# What you have to do
Each line of the material below that holds the word "into" needs to be copied.

------------------------------------

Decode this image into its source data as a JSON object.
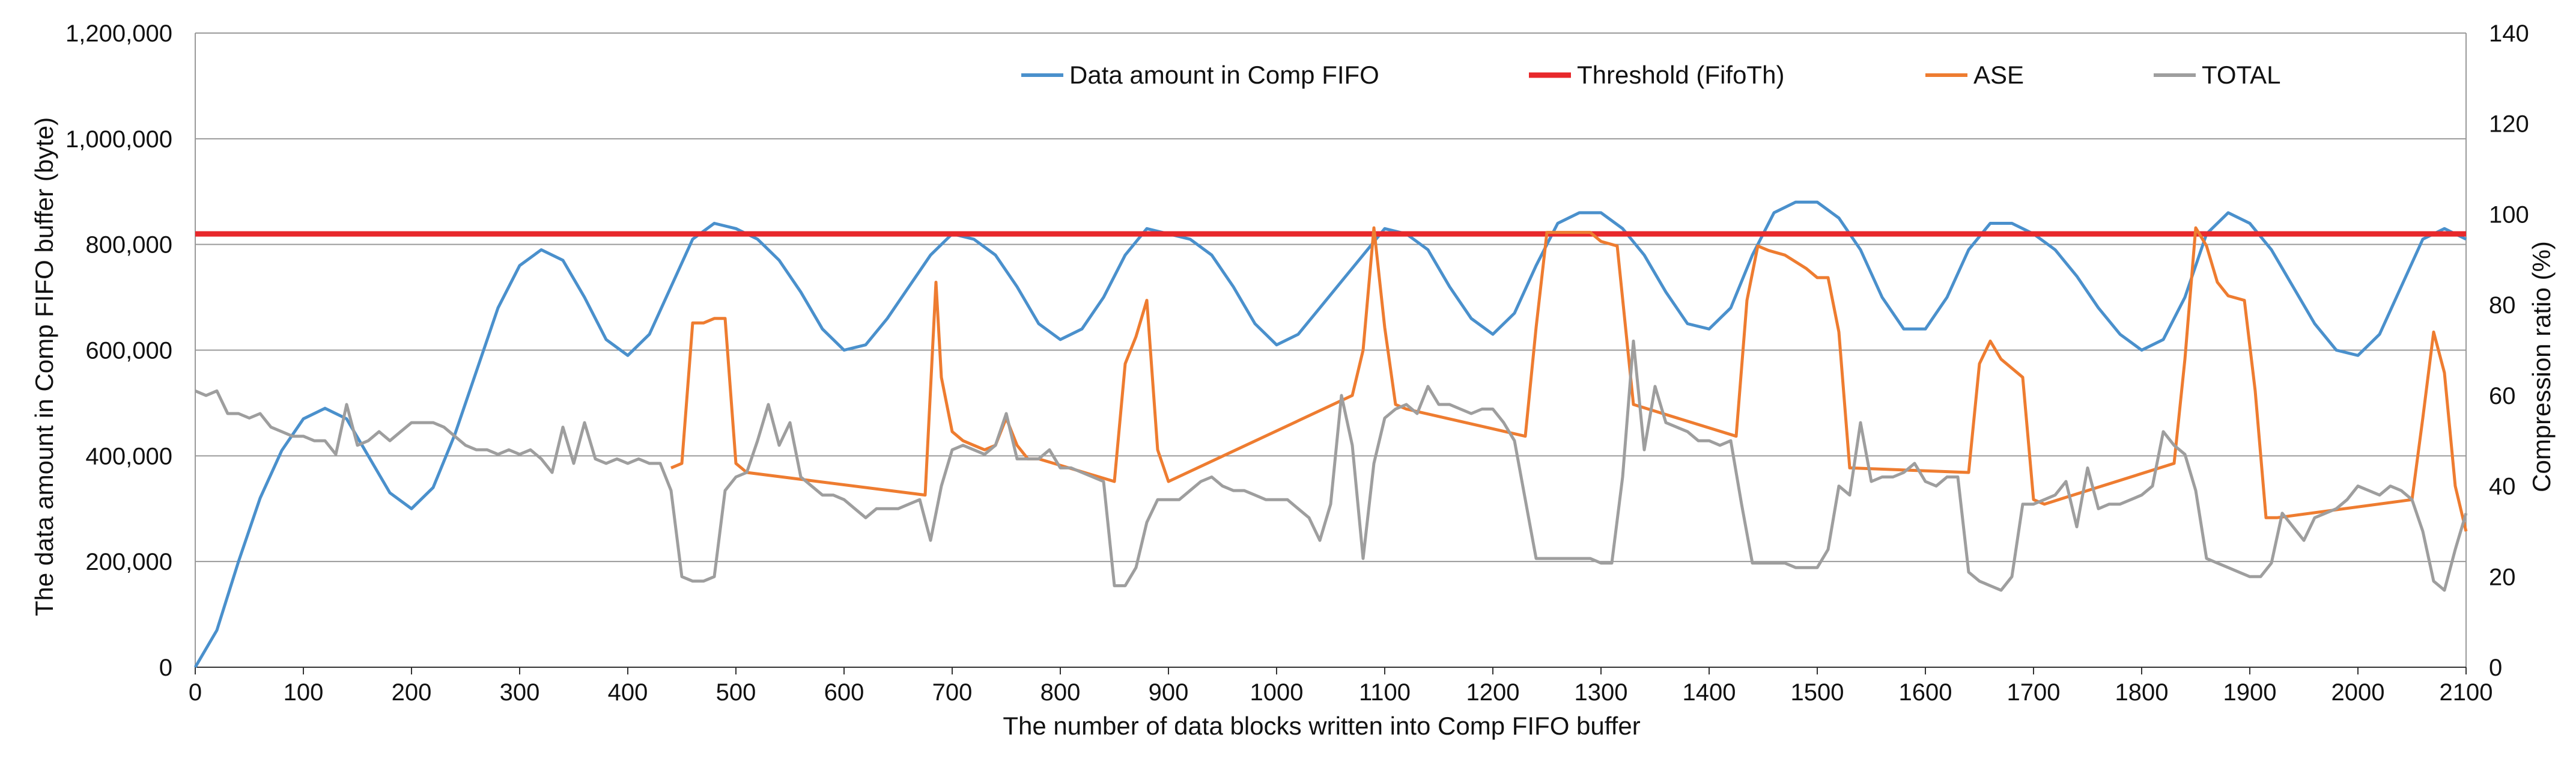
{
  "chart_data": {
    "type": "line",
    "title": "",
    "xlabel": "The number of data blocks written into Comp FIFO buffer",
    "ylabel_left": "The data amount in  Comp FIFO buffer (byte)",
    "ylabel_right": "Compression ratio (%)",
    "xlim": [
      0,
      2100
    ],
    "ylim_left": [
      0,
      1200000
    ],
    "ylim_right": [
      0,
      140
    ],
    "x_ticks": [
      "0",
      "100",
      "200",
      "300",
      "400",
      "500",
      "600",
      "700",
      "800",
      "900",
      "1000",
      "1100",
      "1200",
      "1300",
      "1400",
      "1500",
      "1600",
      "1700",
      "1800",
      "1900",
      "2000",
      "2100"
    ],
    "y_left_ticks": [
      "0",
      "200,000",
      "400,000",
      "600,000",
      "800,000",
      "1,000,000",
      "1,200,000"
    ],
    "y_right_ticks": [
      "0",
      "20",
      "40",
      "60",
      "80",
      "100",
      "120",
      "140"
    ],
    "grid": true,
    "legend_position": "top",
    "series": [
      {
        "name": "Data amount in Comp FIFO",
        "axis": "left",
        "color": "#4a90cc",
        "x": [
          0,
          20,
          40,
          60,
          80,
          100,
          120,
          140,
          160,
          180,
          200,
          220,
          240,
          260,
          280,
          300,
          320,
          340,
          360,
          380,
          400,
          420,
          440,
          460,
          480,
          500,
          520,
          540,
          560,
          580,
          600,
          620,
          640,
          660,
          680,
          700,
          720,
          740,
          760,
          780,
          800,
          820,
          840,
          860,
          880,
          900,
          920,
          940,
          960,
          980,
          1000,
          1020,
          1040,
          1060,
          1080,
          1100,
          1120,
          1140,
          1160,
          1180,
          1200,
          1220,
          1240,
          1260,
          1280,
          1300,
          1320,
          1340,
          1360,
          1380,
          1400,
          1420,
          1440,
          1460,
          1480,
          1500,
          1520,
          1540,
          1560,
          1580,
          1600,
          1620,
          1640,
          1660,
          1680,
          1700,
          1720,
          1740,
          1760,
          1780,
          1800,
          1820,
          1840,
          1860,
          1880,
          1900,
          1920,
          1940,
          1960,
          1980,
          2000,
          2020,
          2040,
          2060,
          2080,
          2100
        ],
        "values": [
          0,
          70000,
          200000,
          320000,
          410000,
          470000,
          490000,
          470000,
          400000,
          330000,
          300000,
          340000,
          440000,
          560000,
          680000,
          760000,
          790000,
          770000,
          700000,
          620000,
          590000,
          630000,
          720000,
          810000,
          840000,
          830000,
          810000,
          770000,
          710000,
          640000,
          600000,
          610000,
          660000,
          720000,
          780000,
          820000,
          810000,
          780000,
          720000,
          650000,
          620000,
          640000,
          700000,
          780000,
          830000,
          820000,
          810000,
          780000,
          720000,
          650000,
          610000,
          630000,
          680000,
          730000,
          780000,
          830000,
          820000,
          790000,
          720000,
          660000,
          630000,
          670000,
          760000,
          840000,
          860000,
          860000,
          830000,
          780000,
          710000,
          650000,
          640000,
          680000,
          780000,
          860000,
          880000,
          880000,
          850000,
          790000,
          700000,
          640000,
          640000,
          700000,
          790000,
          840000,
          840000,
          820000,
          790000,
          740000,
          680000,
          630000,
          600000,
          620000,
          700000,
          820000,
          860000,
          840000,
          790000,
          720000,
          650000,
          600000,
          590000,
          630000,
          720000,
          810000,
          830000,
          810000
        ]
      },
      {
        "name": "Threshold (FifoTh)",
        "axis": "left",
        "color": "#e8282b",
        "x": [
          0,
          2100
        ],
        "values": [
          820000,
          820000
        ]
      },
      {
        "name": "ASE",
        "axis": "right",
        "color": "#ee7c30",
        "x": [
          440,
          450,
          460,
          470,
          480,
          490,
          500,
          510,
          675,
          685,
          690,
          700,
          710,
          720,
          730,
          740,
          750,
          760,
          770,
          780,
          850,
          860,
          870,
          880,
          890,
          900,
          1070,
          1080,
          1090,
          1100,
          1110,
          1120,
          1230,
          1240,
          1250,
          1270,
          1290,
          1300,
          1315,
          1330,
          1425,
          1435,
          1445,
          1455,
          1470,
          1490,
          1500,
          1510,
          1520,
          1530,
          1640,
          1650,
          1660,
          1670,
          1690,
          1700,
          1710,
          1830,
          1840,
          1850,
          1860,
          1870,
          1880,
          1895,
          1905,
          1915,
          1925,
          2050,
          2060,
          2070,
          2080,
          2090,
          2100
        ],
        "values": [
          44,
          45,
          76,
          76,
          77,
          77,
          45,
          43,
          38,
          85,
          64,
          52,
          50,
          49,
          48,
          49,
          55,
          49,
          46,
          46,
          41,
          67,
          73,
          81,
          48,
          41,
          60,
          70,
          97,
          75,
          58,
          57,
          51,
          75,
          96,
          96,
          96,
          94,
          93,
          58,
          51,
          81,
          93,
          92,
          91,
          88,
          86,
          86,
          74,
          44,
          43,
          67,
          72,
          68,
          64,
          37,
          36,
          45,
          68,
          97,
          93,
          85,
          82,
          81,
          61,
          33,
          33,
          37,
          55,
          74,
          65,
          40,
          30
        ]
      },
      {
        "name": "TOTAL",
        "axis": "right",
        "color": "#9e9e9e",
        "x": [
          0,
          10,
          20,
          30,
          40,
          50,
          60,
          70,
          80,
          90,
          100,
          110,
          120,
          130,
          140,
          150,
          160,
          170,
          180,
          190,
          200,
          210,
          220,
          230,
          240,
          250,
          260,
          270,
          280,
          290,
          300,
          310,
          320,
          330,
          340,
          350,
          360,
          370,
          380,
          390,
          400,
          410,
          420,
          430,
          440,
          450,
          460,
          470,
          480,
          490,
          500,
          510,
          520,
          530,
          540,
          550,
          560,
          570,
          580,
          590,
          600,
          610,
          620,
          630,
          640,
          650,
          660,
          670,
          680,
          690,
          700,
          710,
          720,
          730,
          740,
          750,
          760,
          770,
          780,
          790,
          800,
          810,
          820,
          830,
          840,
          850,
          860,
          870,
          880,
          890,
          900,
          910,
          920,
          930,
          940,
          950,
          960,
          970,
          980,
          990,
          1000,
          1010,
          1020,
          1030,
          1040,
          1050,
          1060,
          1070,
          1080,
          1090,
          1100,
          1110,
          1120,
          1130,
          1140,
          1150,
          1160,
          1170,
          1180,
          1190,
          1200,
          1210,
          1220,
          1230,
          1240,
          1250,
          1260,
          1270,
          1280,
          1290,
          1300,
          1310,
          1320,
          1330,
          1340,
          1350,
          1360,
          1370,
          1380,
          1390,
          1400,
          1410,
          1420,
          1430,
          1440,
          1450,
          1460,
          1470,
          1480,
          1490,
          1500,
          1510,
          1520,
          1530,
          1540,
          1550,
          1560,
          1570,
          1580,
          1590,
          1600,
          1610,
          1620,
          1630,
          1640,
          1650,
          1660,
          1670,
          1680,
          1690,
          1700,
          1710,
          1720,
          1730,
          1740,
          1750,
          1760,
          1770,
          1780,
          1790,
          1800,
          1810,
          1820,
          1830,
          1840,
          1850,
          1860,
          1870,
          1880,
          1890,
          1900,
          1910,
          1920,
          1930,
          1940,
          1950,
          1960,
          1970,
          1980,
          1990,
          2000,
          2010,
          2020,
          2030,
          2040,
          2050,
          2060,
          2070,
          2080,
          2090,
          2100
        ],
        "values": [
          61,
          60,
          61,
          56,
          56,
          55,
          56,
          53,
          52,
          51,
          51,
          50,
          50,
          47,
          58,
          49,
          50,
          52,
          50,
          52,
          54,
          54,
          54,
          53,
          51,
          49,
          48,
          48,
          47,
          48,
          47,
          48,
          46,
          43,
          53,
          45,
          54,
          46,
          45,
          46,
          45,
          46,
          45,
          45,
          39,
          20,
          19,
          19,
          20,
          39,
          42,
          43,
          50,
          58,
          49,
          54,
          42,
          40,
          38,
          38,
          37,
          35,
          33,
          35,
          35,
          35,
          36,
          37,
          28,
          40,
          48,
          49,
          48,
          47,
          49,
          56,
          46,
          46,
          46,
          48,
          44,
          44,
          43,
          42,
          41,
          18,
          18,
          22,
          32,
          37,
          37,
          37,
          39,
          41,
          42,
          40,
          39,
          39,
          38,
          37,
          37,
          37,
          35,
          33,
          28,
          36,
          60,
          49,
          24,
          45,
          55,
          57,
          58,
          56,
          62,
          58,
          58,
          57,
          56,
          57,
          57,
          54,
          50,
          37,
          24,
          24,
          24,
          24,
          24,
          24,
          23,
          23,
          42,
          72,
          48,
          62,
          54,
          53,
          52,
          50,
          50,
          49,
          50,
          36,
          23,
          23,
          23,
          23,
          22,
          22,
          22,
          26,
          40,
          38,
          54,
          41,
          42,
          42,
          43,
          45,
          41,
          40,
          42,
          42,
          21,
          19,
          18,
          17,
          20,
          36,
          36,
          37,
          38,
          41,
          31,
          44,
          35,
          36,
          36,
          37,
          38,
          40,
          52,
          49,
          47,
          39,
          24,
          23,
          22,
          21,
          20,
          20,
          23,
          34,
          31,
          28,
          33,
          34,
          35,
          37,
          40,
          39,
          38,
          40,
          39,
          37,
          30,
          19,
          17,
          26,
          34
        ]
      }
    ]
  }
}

------------------------------------

# Response to this exercise
Decode this image into its source data as a JSON object.
    "xlabel": "The number of data blocks written into Comp FIFO buffer",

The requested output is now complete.